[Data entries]
========
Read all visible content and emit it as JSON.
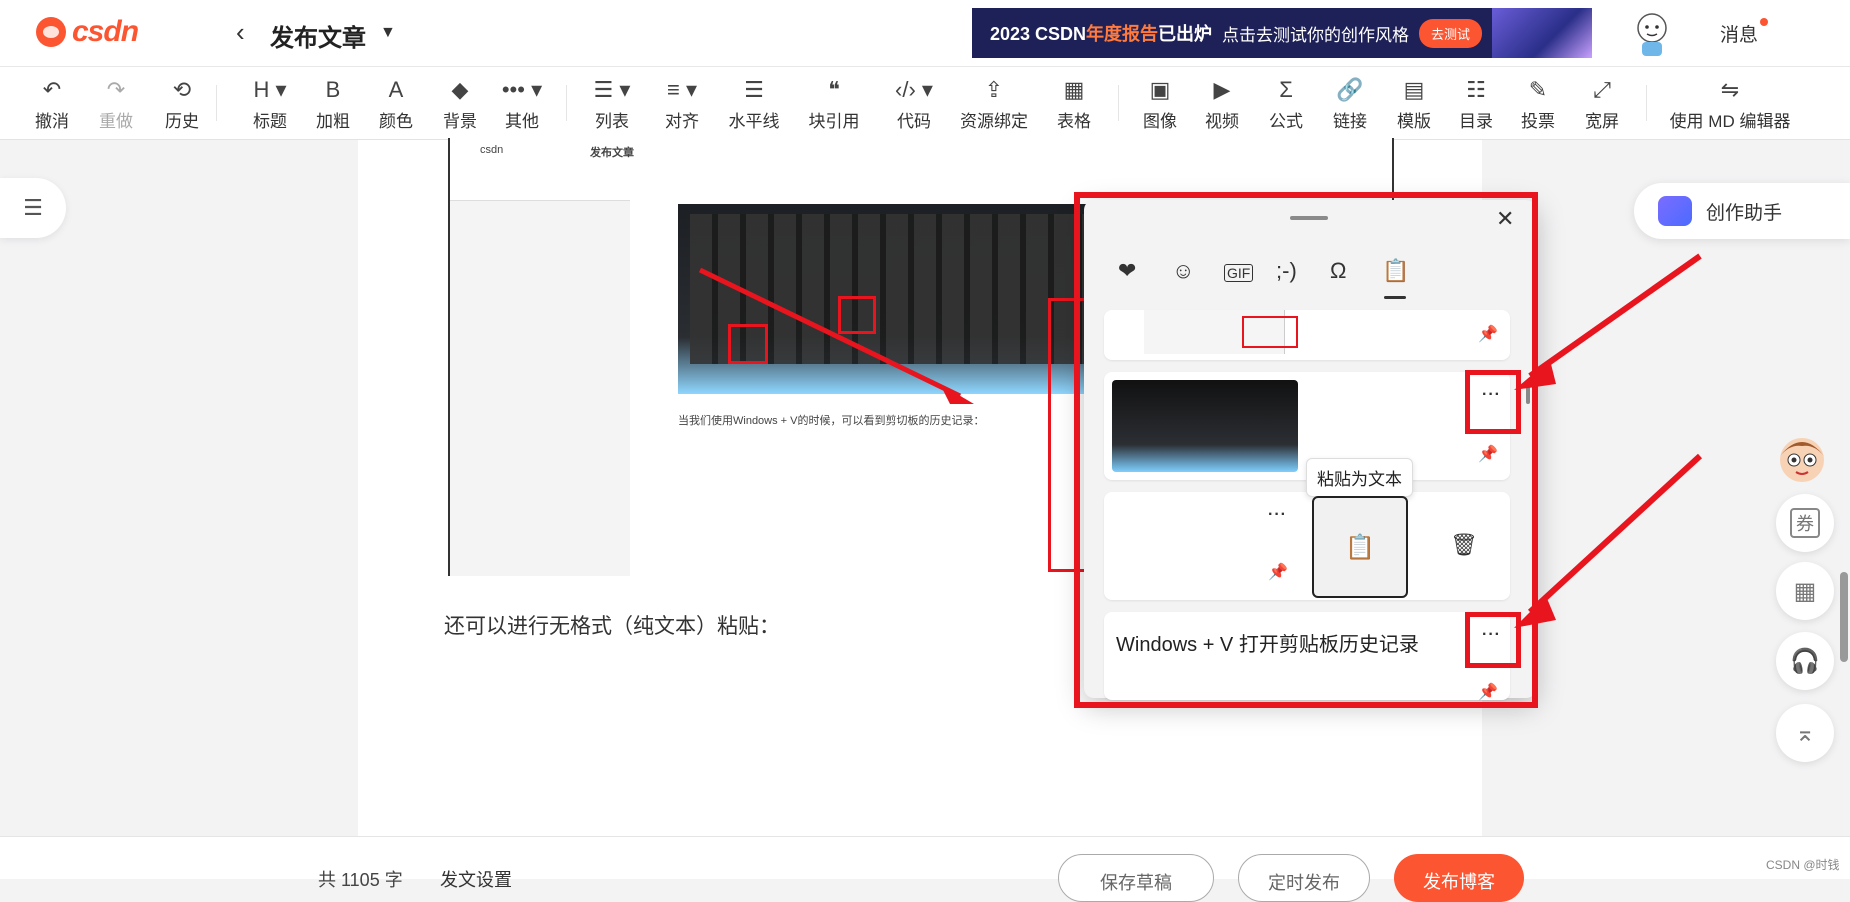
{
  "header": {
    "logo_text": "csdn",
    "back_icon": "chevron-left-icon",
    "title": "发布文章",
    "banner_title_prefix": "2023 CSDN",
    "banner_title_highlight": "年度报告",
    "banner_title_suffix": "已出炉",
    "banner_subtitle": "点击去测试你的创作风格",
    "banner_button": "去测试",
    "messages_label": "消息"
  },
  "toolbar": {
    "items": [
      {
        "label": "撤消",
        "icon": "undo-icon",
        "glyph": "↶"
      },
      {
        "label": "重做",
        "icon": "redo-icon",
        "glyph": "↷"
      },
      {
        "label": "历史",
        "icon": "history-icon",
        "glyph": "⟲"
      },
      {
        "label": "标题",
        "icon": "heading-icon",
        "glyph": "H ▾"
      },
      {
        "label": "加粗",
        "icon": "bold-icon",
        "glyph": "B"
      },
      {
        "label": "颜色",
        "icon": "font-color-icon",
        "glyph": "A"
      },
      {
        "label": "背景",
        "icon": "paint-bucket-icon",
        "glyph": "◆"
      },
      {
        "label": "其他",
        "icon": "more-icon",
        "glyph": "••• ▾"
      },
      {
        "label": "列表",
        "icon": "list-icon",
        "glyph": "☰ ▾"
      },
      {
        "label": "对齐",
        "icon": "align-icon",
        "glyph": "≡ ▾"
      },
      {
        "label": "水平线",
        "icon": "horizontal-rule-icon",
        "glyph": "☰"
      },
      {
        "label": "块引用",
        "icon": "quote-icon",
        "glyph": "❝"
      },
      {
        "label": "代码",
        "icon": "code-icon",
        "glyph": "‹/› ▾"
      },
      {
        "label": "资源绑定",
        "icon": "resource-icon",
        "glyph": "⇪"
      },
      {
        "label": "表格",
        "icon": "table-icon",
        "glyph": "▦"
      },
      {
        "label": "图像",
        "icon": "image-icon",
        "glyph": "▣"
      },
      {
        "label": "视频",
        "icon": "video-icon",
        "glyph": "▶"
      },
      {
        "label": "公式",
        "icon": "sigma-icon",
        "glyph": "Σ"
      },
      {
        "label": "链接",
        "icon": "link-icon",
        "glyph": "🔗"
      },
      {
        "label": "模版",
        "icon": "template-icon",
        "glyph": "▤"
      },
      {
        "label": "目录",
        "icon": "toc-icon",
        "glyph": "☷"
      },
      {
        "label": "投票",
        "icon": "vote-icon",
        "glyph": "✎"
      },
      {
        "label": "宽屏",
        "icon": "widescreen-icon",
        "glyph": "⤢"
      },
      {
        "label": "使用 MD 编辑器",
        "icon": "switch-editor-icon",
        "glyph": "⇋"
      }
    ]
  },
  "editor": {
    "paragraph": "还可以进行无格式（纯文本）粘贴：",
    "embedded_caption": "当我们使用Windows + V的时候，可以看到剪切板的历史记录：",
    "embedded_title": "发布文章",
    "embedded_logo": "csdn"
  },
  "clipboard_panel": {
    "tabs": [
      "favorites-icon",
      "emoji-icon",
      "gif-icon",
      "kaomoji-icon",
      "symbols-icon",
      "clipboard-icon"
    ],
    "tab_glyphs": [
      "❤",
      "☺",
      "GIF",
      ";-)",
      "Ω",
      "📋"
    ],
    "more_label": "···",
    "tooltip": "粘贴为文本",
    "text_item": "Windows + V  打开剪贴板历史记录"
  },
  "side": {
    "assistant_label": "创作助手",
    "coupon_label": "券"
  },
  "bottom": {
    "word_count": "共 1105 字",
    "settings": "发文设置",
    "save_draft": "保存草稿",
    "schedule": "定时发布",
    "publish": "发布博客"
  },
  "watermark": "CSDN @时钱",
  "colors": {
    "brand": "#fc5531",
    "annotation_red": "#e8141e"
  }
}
========
What you return should match the records above word for word, minus the pictures.

Read all visible content and emit it as JSON.
{
  "header": {
    "logo_text": "csdn",
    "back_icon": "chevron-left-icon",
    "title": "发布文章",
    "banner_title_prefix": "2023 CSDN",
    "banner_title_highlight": "年度报告",
    "banner_title_suffix": "已出炉",
    "banner_subtitle": "点击去测试你的创作风格",
    "banner_button": "去测试",
    "messages_label": "消息"
  },
  "toolbar": {
    "items": [
      {
        "label": "撤消",
        "icon": "undo-icon",
        "glyph": "↶"
      },
      {
        "label": "重做",
        "icon": "redo-icon",
        "glyph": "↷"
      },
      {
        "label": "历史",
        "icon": "history-icon",
        "glyph": "⟲"
      },
      {
        "label": "标题",
        "icon": "heading-icon",
        "glyph": "H ▾"
      },
      {
        "label": "加粗",
        "icon": "bold-icon",
        "glyph": "B"
      },
      {
        "label": "颜色",
        "icon": "font-color-icon",
        "glyph": "A"
      },
      {
        "label": "背景",
        "icon": "paint-bucket-icon",
        "glyph": "◆"
      },
      {
        "label": "其他",
        "icon": "more-icon",
        "glyph": "••• ▾"
      },
      {
        "label": "列表",
        "icon": "list-icon",
        "glyph": "☰ ▾"
      },
      {
        "label": "对齐",
        "icon": "align-icon",
        "glyph": "≡ ▾"
      },
      {
        "label": "水平线",
        "icon": "horizontal-rule-icon",
        "glyph": "☰"
      },
      {
        "label": "块引用",
        "icon": "quote-icon",
        "glyph": "❝"
      },
      {
        "label": "代码",
        "icon": "code-icon",
        "glyph": "‹/› ▾"
      },
      {
        "label": "资源绑定",
        "icon": "resource-icon",
        "glyph": "⇪"
      },
      {
        "label": "表格",
        "icon": "table-icon",
        "glyph": "▦"
      },
      {
        "label": "图像",
        "icon": "image-icon",
        "glyph": "▣"
      },
      {
        "label": "视频",
        "icon": "video-icon",
        "glyph": "▶"
      },
      {
        "label": "公式",
        "icon": "sigma-icon",
        "glyph": "Σ"
      },
      {
        "label": "链接",
        "icon": "link-icon",
        "glyph": "🔗"
      },
      {
        "label": "模版",
        "icon": "template-icon",
        "glyph": "▤"
      },
      {
        "label": "目录",
        "icon": "toc-icon",
        "glyph": "☷"
      },
      {
        "label": "投票",
        "icon": "vote-icon",
        "glyph": "✎"
      },
      {
        "label": "宽屏",
        "icon": "widescreen-icon",
        "glyph": "⤢"
      },
      {
        "label": "使用 MD 编辑器",
        "icon": "switch-editor-icon",
        "glyph": "⇋"
      }
    ]
  },
  "editor": {
    "paragraph": "还可以进行无格式（纯文本）粘贴：",
    "embedded_caption": "当我们使用Windows + V的时候，可以看到剪切板的历史记录：",
    "embedded_title": "发布文章",
    "embedded_logo": "csdn"
  },
  "clipboard_panel": {
    "tabs": [
      "favorites-icon",
      "emoji-icon",
      "gif-icon",
      "kaomoji-icon",
      "symbols-icon",
      "clipboard-icon"
    ],
    "tab_glyphs": [
      "❤",
      "☺",
      "GIF",
      ";-)",
      "Ω",
      "📋"
    ],
    "more_label": "···",
    "tooltip": "粘贴为文本",
    "text_item": "Windows + V  打开剪贴板历史记录"
  },
  "side": {
    "assistant_label": "创作助手",
    "coupon_label": "券"
  },
  "bottom": {
    "word_count": "共 1105 字",
    "settings": "发文设置",
    "save_draft": "保存草稿",
    "schedule": "定时发布",
    "publish": "发布博客"
  },
  "watermark": "CSDN @时钱",
  "colors": {
    "brand": "#fc5531",
    "annotation_red": "#e8141e"
  }
}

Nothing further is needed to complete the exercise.